§ **GOAL**
Locate the string "this" throughout the material and copy every line in which it occurs.

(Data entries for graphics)
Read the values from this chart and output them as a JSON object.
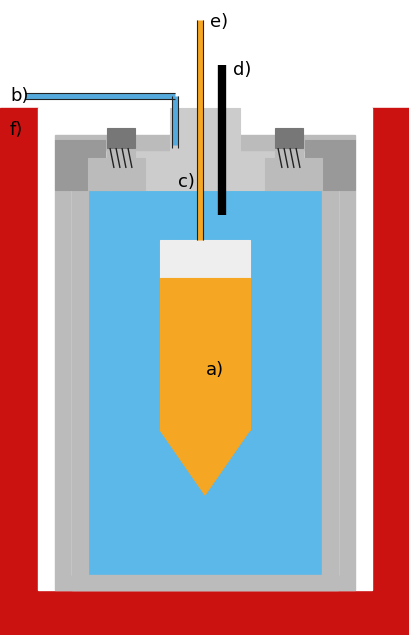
{
  "colors": {
    "red_furnace": "#CC1111",
    "blue_water": "#5BB8E8",
    "gray_bomb_outer": "#999999",
    "gray_bomb_mid": "#BBBBBB",
    "gray_bomb_light": "#CCCCCC",
    "dark_gray": "#777777",
    "darker_gray": "#555555",
    "orange_cell": "#F5A623",
    "white_cap": "#EEEEEE",
    "black": "#000000",
    "white": "#FFFFFF",
    "blue_tube": "#55AADD",
    "outline": "#222222"
  },
  "labels": {
    "a": "a)",
    "b": "b)",
    "c": "c)",
    "d": "d)",
    "e": "e)",
    "f": "f)"
  },
  "figsize": [
    4.1,
    6.35
  ],
  "dpi": 100
}
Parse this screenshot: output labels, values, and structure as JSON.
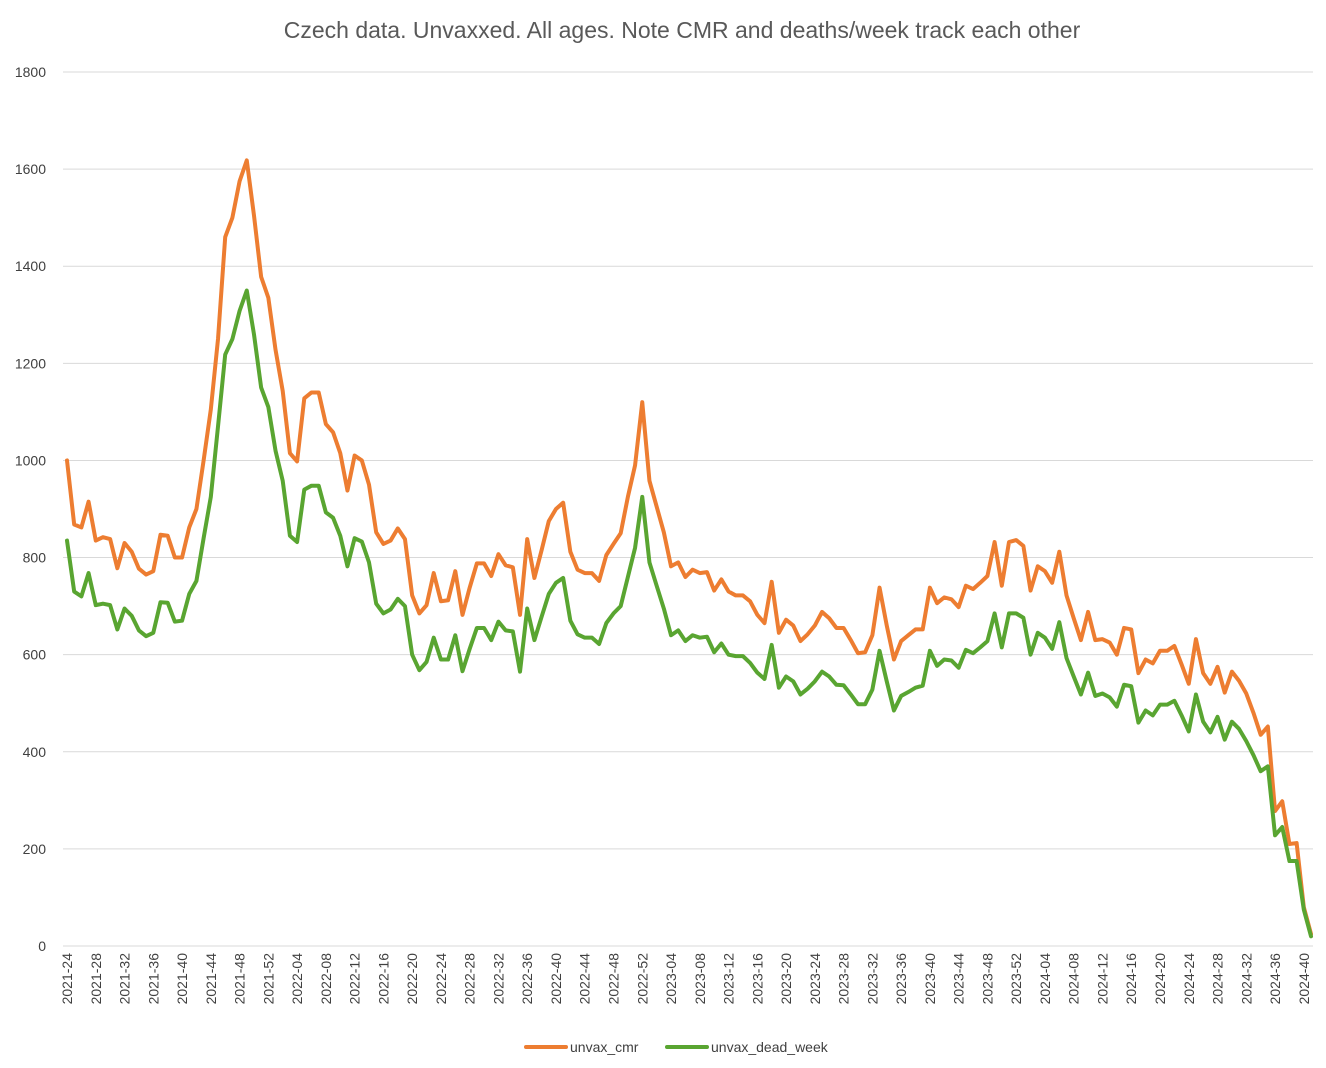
{
  "chart_data": {
    "type": "line",
    "title": "Czech data. Unvaxxed. All ages. Note CMR and deaths/week track each other",
    "xlabel": "",
    "ylabel": "",
    "ylim": [
      0,
      1800
    ],
    "yticks": [
      0,
      200,
      400,
      600,
      800,
      1000,
      1200,
      1400,
      1600,
      1800
    ],
    "grid": true,
    "legend_position": "bottom",
    "x": [
      "2021-24",
      "2021-25",
      "2021-26",
      "2021-27",
      "2021-28",
      "2021-29",
      "2021-30",
      "2021-31",
      "2021-32",
      "2021-33",
      "2021-34",
      "2021-35",
      "2021-36",
      "2021-37",
      "2021-38",
      "2021-39",
      "2021-40",
      "2021-41",
      "2021-42",
      "2021-43",
      "2021-44",
      "2021-45",
      "2021-46",
      "2021-47",
      "2021-48",
      "2021-49",
      "2021-50",
      "2021-51",
      "2021-52",
      "2022-01",
      "2022-02",
      "2022-03",
      "2022-04",
      "2022-05",
      "2022-06",
      "2022-07",
      "2022-08",
      "2022-09",
      "2022-10",
      "2022-11",
      "2022-12",
      "2022-13",
      "2022-14",
      "2022-15",
      "2022-16",
      "2022-17",
      "2022-18",
      "2022-19",
      "2022-20",
      "2022-21",
      "2022-22",
      "2022-23",
      "2022-24",
      "2022-25",
      "2022-26",
      "2022-27",
      "2022-28",
      "2022-29",
      "2022-30",
      "2022-31",
      "2022-32",
      "2022-33",
      "2022-34",
      "2022-35",
      "2022-36",
      "2022-37",
      "2022-38",
      "2022-39",
      "2022-40",
      "2022-41",
      "2022-42",
      "2022-43",
      "2022-44",
      "2022-45",
      "2022-46",
      "2022-47",
      "2022-48",
      "2022-49",
      "2022-50",
      "2022-51",
      "2022-52",
      "2023-01",
      "2023-02",
      "2023-03",
      "2023-04",
      "2023-05",
      "2023-06",
      "2023-07",
      "2023-08",
      "2023-09",
      "2023-10",
      "2023-11",
      "2023-12",
      "2023-13",
      "2023-14",
      "2023-15",
      "2023-16",
      "2023-17",
      "2023-18",
      "2023-19",
      "2023-20",
      "2023-21",
      "2023-22",
      "2023-23",
      "2023-24",
      "2023-25",
      "2023-26",
      "2023-27",
      "2023-28",
      "2023-29",
      "2023-30",
      "2023-31",
      "2023-32",
      "2023-33",
      "2023-34",
      "2023-35",
      "2023-36",
      "2023-37",
      "2023-38",
      "2023-39",
      "2023-40",
      "2023-41",
      "2023-42",
      "2023-43",
      "2023-44",
      "2023-45",
      "2023-46",
      "2023-47",
      "2023-48",
      "2023-49",
      "2023-50",
      "2023-51",
      "2023-52",
      "2024-01",
      "2024-02",
      "2024-03",
      "2024-04",
      "2024-05",
      "2024-06",
      "2024-07",
      "2024-08",
      "2024-09",
      "2024-10",
      "2024-11",
      "2024-12",
      "2024-13",
      "2024-14",
      "2024-15",
      "2024-16",
      "2024-17",
      "2024-18",
      "2024-19",
      "2024-20",
      "2024-21",
      "2024-22",
      "2024-23",
      "2024-24",
      "2024-25",
      "2024-26",
      "2024-27",
      "2024-28",
      "2024-29",
      "2024-30",
      "2024-31",
      "2024-32",
      "2024-33",
      "2024-34",
      "2024-35",
      "2024-36",
      "2024-37",
      "2024-38",
      "2024-39",
      "2024-40",
      "2024-41"
    ],
    "xtick_labels": [
      "2021-24",
      "2021-28",
      "2021-32",
      "2021-36",
      "2021-40",
      "2021-44",
      "2021-48",
      "2021-52",
      "2022-04",
      "2022-08",
      "2022-12",
      "2022-16",
      "2022-20",
      "2022-24",
      "2022-28",
      "2022-32",
      "2022-36",
      "2022-40",
      "2022-44",
      "2022-48",
      "2022-52",
      "2023-04",
      "2023-08",
      "2023-12",
      "2023-16",
      "2023-20",
      "2023-24",
      "2023-28",
      "2023-32",
      "2023-36",
      "2023-40",
      "2023-44",
      "2023-48",
      "2023-52",
      "2024-04",
      "2024-08",
      "2024-12",
      "2024-16",
      "2024-20",
      "2024-24",
      "2024-28",
      "2024-32",
      "2024-36",
      "2024-40"
    ],
    "series": [
      {
        "name": "unvax_cmr",
        "color": "#ED7D31",
        "values": [
          1000,
          868,
          862,
          915,
          835,
          842,
          838,
          778,
          830,
          812,
          777,
          765,
          772,
          847,
          845,
          800,
          800,
          862,
          900,
          1000,
          1105,
          1250,
          1460,
          1500,
          1575,
          1618,
          1505,
          1378,
          1335,
          1228,
          1143,
          1015,
          998,
          1128,
          1140,
          1140,
          1075,
          1058,
          1015,
          938,
          1010,
          1000,
          950,
          852,
          828,
          835,
          860,
          838,
          722,
          685,
          702,
          768,
          710,
          712,
          772,
          682,
          738,
          788,
          788,
          762,
          807,
          784,
          780,
          682,
          838,
          758,
          815,
          875,
          900,
          913,
          812,
          775,
          768,
          768,
          752,
          805,
          828,
          850,
          925,
          990,
          1120,
          958,
          905,
          852,
          782,
          790,
          760,
          775,
          768,
          770,
          732,
          755,
          730,
          722,
          722,
          710,
          682,
          665,
          750,
          645,
          672,
          660,
          628,
          642,
          660,
          688,
          675,
          655,
          655,
          630,
          603,
          605,
          640,
          738,
          660,
          590,
          628,
          640,
          652,
          652,
          738,
          706,
          718,
          714,
          698,
          742,
          735,
          748,
          762,
          832,
          742,
          832,
          836,
          824,
          732,
          782,
          772,
          748,
          812,
          722,
          675,
          630,
          688,
          630,
          632,
          625,
          600,
          655,
          652,
          562,
          590,
          582,
          608,
          608,
          618,
          580,
          540,
          632,
          562,
          540,
          575,
          522,
          565,
          546,
          520,
          480,
          435,
          452,
          278,
          298,
          210,
          212,
          80,
          25
        ]
      },
      {
        "name": "unvax_dead_week",
        "color": "#59A531",
        "values": [
          835,
          730,
          720,
          768,
          702,
          705,
          702,
          652,
          695,
          680,
          650,
          638,
          645,
          708,
          707,
          668,
          670,
          725,
          752,
          840,
          925,
          1070,
          1218,
          1250,
          1308,
          1350,
          1260,
          1150,
          1110,
          1020,
          958,
          845,
          832,
          940,
          948,
          948,
          893,
          882,
          845,
          782,
          840,
          833,
          790,
          705,
          685,
          693,
          715,
          700,
          600,
          568,
          585,
          635,
          590,
          590,
          640,
          566,
          612,
          655,
          655,
          630,
          668,
          650,
          648,
          565,
          695,
          630,
          678,
          725,
          748,
          758,
          670,
          642,
          635,
          635,
          622,
          665,
          685,
          700,
          760,
          820,
          925,
          790,
          742,
          695,
          640,
          650,
          628,
          640,
          635,
          637,
          605,
          623,
          600,
          597,
          597,
          583,
          563,
          550,
          620,
          532,
          555,
          545,
          518,
          530,
          545,
          565,
          555,
          538,
          537,
          518,
          498,
          498,
          528,
          608,
          545,
          485,
          515,
          523,
          532,
          536,
          608,
          577,
          590,
          588,
          573,
          610,
          603,
          615,
          628,
          685,
          615,
          685,
          685,
          676,
          600,
          645,
          635,
          612,
          667,
          593,
          555,
          518,
          563,
          515,
          520,
          512,
          493,
          538,
          535,
          460,
          485,
          475,
          497,
          497,
          505,
          475,
          442,
          518,
          462,
          440,
          472,
          425,
          462,
          447,
          422,
          393,
          360,
          370,
          228,
          245,
          175,
          175,
          75,
          20
        ]
      }
    ]
  }
}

§ **FINAL ANSWER**
Read the values from this chart and output them as a JSON object.
Parse this screenshot: output labels, values, and structure as JSON.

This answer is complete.